▸ Short task
Repeat each entry as written, dropping any picture you find.
:: Supplied information
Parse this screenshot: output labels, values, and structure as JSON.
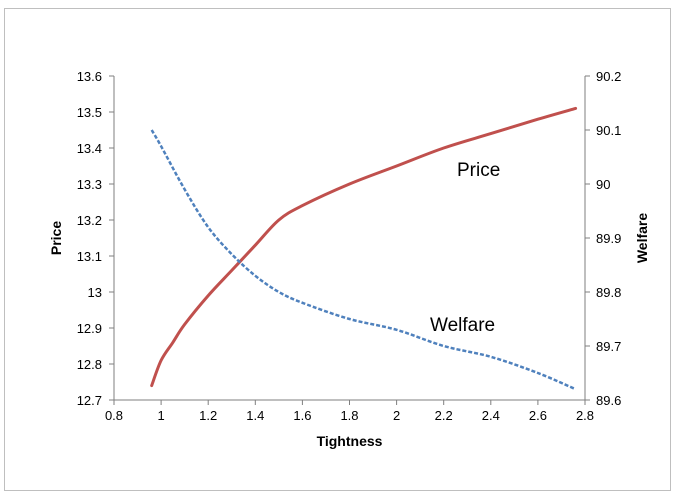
{
  "chart_data": {
    "type": "line",
    "title": "",
    "xlabel": "Tightness",
    "ylabel": "Price",
    "y2label": "Welfare",
    "xlim": [
      0.8,
      2.8
    ],
    "ylim": [
      12.7,
      13.6
    ],
    "y2lim": [
      89.6,
      90.2
    ],
    "xticks": [
      "0.8",
      "1",
      "1.2",
      "1.4",
      "1.6",
      "1.8",
      "2",
      "2.2",
      "2.4",
      "2.6",
      "2.8"
    ],
    "yticks": [
      "12.7",
      "12.8",
      "12.9",
      "13",
      "13.1",
      "13.2",
      "13.3",
      "13.4",
      "13.5",
      "13.6"
    ],
    "y2ticks": [
      "89.6",
      "89.7",
      "89.8",
      "89.9",
      "90",
      "90.1",
      "90.2"
    ],
    "grid": false,
    "legend": "none",
    "annotations": [
      {
        "text": "Price",
        "series": "Price"
      },
      {
        "text": "Welfare",
        "series": "Welfare"
      }
    ],
    "series": [
      {
        "name": "Price",
        "axis": "left",
        "color": "#c0504d",
        "style": "solid",
        "x": [
          0.96,
          1.0,
          1.05,
          1.1,
          1.2,
          1.3,
          1.4,
          1.5,
          1.6,
          1.8,
          2.0,
          2.2,
          2.4,
          2.6,
          2.76
        ],
        "y": [
          12.74,
          12.81,
          12.86,
          12.91,
          12.99,
          13.06,
          13.13,
          13.2,
          13.24,
          13.3,
          13.35,
          13.4,
          13.44,
          13.48,
          13.51
        ]
      },
      {
        "name": "Welfare",
        "axis": "right",
        "color": "#4f81bd",
        "style": "dashed",
        "x": [
          0.96,
          1.0,
          1.1,
          1.2,
          1.3,
          1.4,
          1.5,
          1.6,
          1.8,
          2.0,
          2.2,
          2.4,
          2.6,
          2.76
        ],
        "y": [
          90.1,
          90.07,
          89.99,
          89.92,
          89.87,
          89.83,
          89.8,
          89.78,
          89.75,
          89.73,
          89.7,
          89.68,
          89.65,
          89.62
        ]
      }
    ]
  }
}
::::
▸ Correct output
Parse this screenshot: output labels, values, and structure as JSON.
{
  "chart_data": {
    "type": "line",
    "title": "",
    "xlabel": "Tightness",
    "ylabel": "Price",
    "y2label": "Welfare",
    "xlim": [
      0.8,
      2.8
    ],
    "ylim": [
      12.7,
      13.6
    ],
    "y2lim": [
      89.6,
      90.2
    ],
    "xticks": [
      "0.8",
      "1",
      "1.2",
      "1.4",
      "1.6",
      "1.8",
      "2",
      "2.2",
      "2.4",
      "2.6",
      "2.8"
    ],
    "yticks": [
      "12.7",
      "12.8",
      "12.9",
      "13",
      "13.1",
      "13.2",
      "13.3",
      "13.4",
      "13.5",
      "13.6"
    ],
    "y2ticks": [
      "89.6",
      "89.7",
      "89.8",
      "89.9",
      "90",
      "90.1",
      "90.2"
    ],
    "grid": false,
    "legend": "none",
    "annotations": [
      {
        "text": "Price",
        "series": "Price"
      },
      {
        "text": "Welfare",
        "series": "Welfare"
      }
    ],
    "series": [
      {
        "name": "Price",
        "axis": "left",
        "color": "#c0504d",
        "style": "solid",
        "x": [
          0.96,
          1.0,
          1.05,
          1.1,
          1.2,
          1.3,
          1.4,
          1.5,
          1.6,
          1.8,
          2.0,
          2.2,
          2.4,
          2.6,
          2.76
        ],
        "y": [
          12.74,
          12.81,
          12.86,
          12.91,
          12.99,
          13.06,
          13.13,
          13.2,
          13.24,
          13.3,
          13.35,
          13.4,
          13.44,
          13.48,
          13.51
        ]
      },
      {
        "name": "Welfare",
        "axis": "right",
        "color": "#4f81bd",
        "style": "dashed",
        "x": [
          0.96,
          1.0,
          1.1,
          1.2,
          1.3,
          1.4,
          1.5,
          1.6,
          1.8,
          2.0,
          2.2,
          2.4,
          2.6,
          2.76
        ],
        "y": [
          90.1,
          90.07,
          89.99,
          89.92,
          89.87,
          89.83,
          89.8,
          89.78,
          89.75,
          89.73,
          89.7,
          89.68,
          89.65,
          89.62
        ]
      }
    ]
  }
}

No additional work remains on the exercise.